:: YOUR GOAL ::
Restate the entire listing word for word.

:: PROVIDED DATA ::

_ _ _ _

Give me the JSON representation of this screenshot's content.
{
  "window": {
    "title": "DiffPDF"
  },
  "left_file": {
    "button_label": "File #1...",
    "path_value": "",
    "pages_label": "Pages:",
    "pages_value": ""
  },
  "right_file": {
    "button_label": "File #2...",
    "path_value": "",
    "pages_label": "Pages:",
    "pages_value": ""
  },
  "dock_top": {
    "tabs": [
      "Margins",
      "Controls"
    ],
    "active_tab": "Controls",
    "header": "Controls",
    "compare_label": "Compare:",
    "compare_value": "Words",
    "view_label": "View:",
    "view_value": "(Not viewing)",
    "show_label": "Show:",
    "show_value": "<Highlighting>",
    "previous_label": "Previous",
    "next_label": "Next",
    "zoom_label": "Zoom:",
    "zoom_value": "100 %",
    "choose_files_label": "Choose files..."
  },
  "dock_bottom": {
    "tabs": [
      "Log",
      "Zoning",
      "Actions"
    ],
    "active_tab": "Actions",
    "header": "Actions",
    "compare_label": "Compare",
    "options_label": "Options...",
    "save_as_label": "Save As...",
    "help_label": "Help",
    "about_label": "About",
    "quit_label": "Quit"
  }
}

_ _ _ _

:: ANSWER TO THE TASK ::
Give me the JSON representation of this screenshot's content.
{
  "window": {
    "title": "DiffPDF"
  },
  "left_file": {
    "button_label": "File #1...",
    "path_value": "",
    "pages_label": "Pages:",
    "pages_value": ""
  },
  "right_file": {
    "button_label": "File #2...",
    "path_value": "",
    "pages_label": "Pages:",
    "pages_value": ""
  },
  "dock_top": {
    "tabs": [
      "Margins",
      "Controls"
    ],
    "active_tab": "Controls",
    "header": "Controls",
    "compare_label": "Compare:",
    "compare_value": "Words",
    "view_label": "View:",
    "view_value": "(Not viewing)",
    "show_label": "Show:",
    "show_value": "<Highlighting>",
    "previous_label": "Previous",
    "next_label": "Next",
    "zoom_label": "Zoom:",
    "zoom_value": "100 %",
    "choose_files_label": "Choose files..."
  },
  "dock_bottom": {
    "tabs": [
      "Log",
      "Zoning",
      "Actions"
    ],
    "active_tab": "Actions",
    "header": "Actions",
    "compare_label": "Compare",
    "options_label": "Options...",
    "save_as_label": "Save As...",
    "help_label": "Help",
    "about_label": "About",
    "quit_label": "Quit"
  }
}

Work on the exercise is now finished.